#### EXERCISE PROMPT:
Identify every line in the records below that contains the word "text", and reproduce each one.
=== DATA FOR THIS TASK ===
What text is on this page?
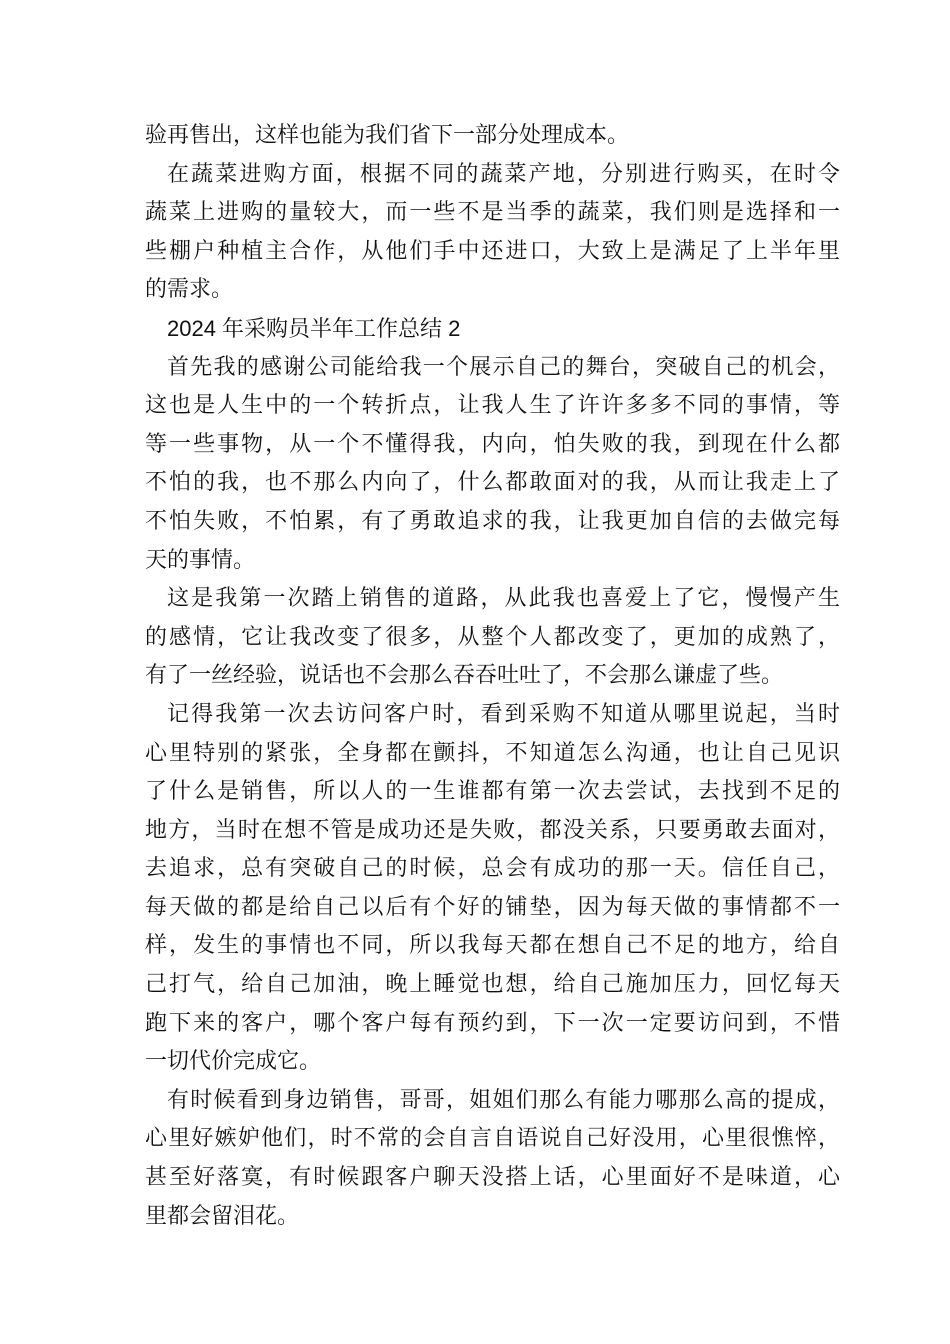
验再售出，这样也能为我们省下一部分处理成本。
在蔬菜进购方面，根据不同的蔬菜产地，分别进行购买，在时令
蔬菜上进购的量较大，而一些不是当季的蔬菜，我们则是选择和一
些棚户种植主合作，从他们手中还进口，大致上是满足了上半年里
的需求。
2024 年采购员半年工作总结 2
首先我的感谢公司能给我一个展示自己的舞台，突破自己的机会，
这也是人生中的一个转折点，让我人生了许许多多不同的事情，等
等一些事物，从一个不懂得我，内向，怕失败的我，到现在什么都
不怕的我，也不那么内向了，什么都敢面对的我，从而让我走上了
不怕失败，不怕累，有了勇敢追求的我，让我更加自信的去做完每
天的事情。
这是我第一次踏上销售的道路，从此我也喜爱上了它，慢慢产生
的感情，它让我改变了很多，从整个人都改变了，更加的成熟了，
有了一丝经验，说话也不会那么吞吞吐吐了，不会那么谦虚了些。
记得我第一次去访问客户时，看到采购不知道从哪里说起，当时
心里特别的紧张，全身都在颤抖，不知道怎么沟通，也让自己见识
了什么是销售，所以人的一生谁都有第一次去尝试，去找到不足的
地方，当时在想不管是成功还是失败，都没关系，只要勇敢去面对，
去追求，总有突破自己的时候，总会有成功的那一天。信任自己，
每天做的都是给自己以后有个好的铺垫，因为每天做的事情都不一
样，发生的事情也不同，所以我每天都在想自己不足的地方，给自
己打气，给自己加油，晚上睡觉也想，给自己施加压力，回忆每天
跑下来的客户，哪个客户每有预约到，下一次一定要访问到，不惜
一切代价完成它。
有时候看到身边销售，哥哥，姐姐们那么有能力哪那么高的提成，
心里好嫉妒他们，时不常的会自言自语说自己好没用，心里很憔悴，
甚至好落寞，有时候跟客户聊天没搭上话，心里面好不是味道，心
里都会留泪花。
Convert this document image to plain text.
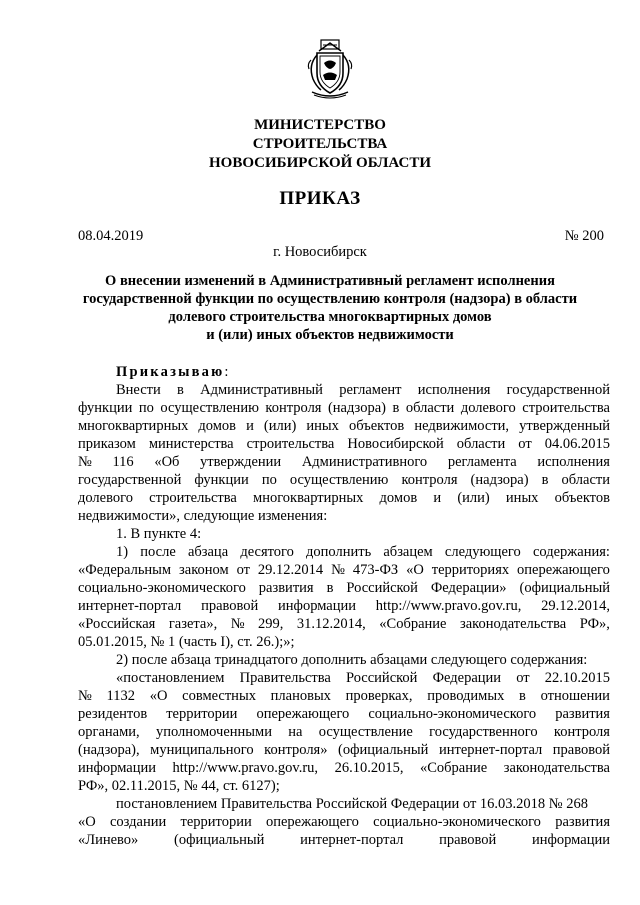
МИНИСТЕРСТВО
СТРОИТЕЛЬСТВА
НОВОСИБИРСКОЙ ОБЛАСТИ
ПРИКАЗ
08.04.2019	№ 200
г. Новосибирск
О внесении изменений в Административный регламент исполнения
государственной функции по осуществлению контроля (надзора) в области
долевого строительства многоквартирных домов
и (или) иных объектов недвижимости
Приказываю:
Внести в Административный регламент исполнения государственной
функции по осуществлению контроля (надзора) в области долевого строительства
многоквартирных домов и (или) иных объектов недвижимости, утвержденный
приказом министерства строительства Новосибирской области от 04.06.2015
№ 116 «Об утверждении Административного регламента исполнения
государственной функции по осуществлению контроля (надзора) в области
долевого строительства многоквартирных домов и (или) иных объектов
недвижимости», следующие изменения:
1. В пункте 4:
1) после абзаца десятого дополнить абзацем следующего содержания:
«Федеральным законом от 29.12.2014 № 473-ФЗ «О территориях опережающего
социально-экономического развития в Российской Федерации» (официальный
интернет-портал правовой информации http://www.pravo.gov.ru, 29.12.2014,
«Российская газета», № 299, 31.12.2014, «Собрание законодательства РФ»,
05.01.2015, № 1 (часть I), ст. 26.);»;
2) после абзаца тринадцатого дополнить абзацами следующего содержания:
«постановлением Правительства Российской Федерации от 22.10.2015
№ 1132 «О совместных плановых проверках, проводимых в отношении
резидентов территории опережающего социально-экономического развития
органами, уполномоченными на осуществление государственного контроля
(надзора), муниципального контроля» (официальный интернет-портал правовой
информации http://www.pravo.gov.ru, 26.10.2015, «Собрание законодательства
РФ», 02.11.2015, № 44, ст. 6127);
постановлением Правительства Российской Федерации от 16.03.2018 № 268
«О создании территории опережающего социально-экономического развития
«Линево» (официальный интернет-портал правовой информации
===
#### PROBLEM SOLUTION:
What text is on this page?
Convert this document image to plain text.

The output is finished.